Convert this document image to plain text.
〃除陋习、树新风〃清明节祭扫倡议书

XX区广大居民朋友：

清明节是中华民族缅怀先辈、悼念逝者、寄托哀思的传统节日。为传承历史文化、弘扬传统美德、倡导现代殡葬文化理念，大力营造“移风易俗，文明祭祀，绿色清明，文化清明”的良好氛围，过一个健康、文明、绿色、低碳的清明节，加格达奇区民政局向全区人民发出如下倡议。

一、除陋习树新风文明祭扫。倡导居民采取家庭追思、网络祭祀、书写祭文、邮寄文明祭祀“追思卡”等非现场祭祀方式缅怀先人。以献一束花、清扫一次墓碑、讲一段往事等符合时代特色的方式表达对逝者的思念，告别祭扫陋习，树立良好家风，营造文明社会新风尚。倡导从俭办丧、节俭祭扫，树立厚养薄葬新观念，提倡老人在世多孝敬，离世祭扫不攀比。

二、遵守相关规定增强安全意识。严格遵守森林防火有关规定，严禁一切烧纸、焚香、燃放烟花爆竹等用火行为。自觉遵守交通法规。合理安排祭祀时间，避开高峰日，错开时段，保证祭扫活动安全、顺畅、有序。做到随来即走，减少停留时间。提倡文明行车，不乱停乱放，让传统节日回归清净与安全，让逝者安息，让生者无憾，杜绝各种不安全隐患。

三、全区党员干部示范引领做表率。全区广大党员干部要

[PROBLEM TO WORK ON]
Above are the records; retype them all without a single difference.

[SOLUTION TO THIS TASK]
Convert this document image to plain text.
〃除陋习、树新风〃清明节祭扫倡议书

XX区广大居民朋友：

清明节是中华民族缅怀先辈、悼念逝者、寄托哀思的传统节日。为传承历史文化、弘扬传统美德、倡导现代殡葬文化理念，大力营造“移风易俗，文明祭祀，绿色清明，文化清明”的良好氛围，过一个健康、文明、绿色、低碳的清明节，加格达奇区民政局向全区人民发出如下倡议。

一、除陋习树新风文明祭扫。倡导居民采取家庭追思、网络祭祀、书写祭文、邮寄文明祭祀“追思卡”等非现场祭祀方式缅怀先人。以献一束花、清扫一次墓碑、讲一段往事等符合时代特色的方式表达对逝者的思念，告别祭扫陋习，树立良好家风，营造文明社会新风尚。倡导从俭办丧、节俭祭扫，树立厚养薄葬新观念，提倡老人在世多孝敬，离世祭扫不攀比。

二、遵守相关规定增强安全意识。严格遵守森林防火有关规定，严禁一切烧纸、焚香、燃放烟花爆竹等用火行为。自觉遵守交通法规。合理安排祭祀时间，避开高峰日，错开时段，保证祭扫活动安全、顺畅、有序。做到随来即走，减少停留时间。提倡文明行车，不乱停乱放，让传统节日回归清净与安全，让逝者安息，让生者无憾，杜绝各种不安全隐患。

三、全区党员干部示范引领做表率。全区广大党员干部要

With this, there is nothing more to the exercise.